THE PROBLEM: For this exercise, repeat all of the material verbatim apart from its images.

DATA RECORDS:
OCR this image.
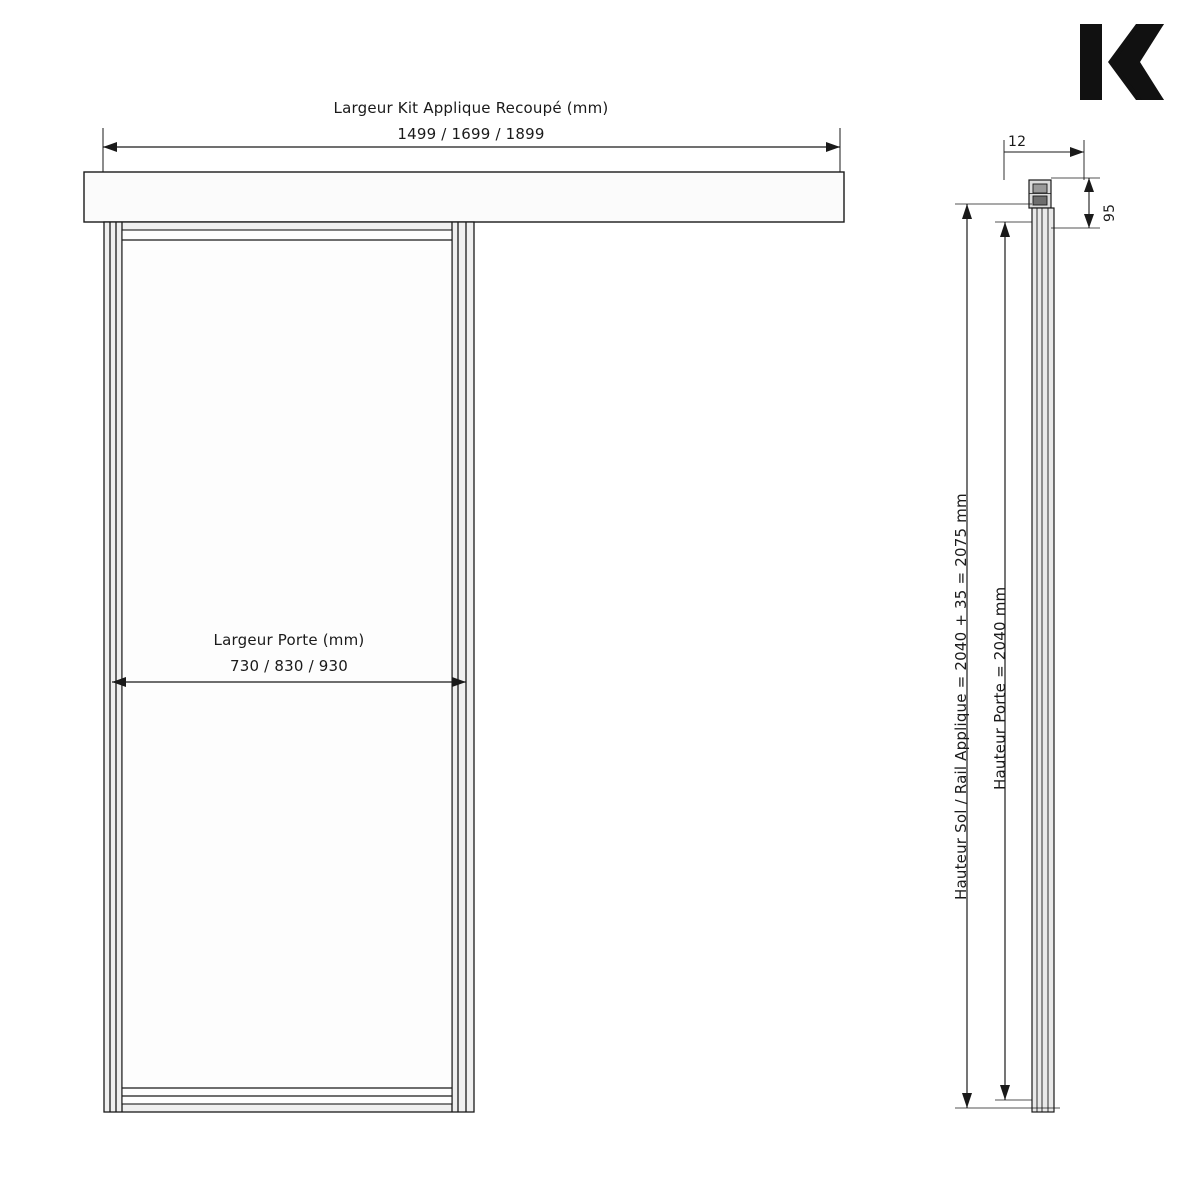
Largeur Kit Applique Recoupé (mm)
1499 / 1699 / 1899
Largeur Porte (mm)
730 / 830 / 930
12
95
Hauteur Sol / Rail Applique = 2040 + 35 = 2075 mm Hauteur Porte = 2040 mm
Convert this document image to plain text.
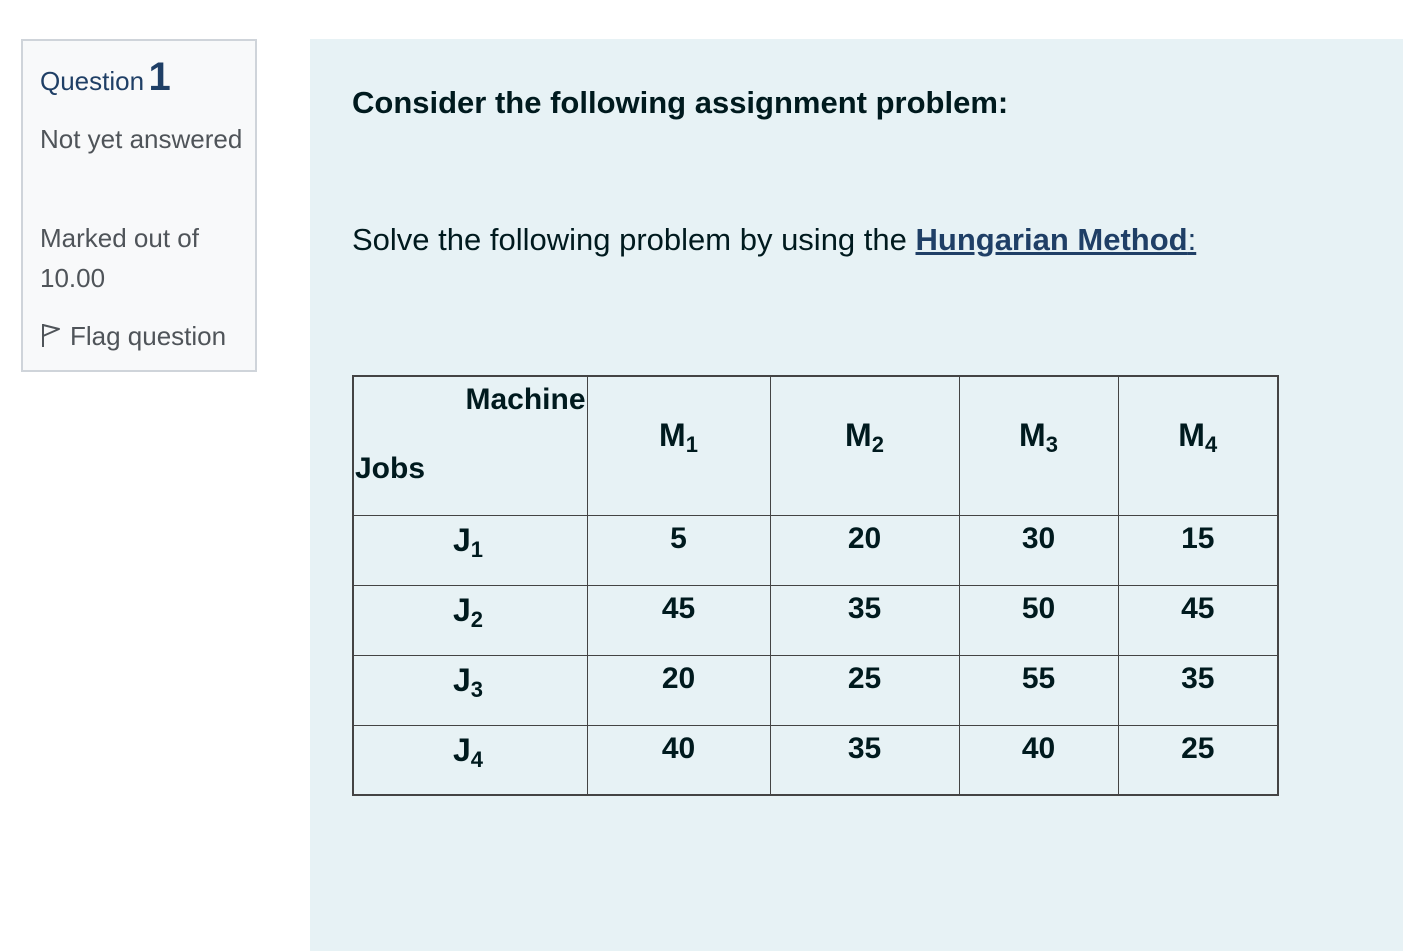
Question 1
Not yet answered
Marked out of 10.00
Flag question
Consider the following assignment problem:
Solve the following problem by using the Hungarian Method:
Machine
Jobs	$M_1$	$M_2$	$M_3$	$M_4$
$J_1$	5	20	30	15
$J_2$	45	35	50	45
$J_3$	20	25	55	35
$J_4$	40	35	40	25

RESULT OF THE EXERCISE:
OCR this image.
Largeur Kit Applique Recoupé (mm)
1499 / 1699 / 1899
Largeur Porte (mm)
730 / 830 / 930
12
95
Hauteur Sol / Rail Applique = 2040 + 35 = 2075 mm Hauteur Porte = 2040 mm
Convert this document image to plain text.
Question 1
Not yet answered
Marked out of 10.00
Flag question
Consider the following assignment problem:
Solve the following problem by using the Hungarian Method:
Machine
Jobs	$M_1$	$M_2$	$M_3$	$M_4$
$J_1$	5	20	30	15
$J_2$	45	35	50	45
$J_3$	20	25	55	35
$J_4$	40	35	40	25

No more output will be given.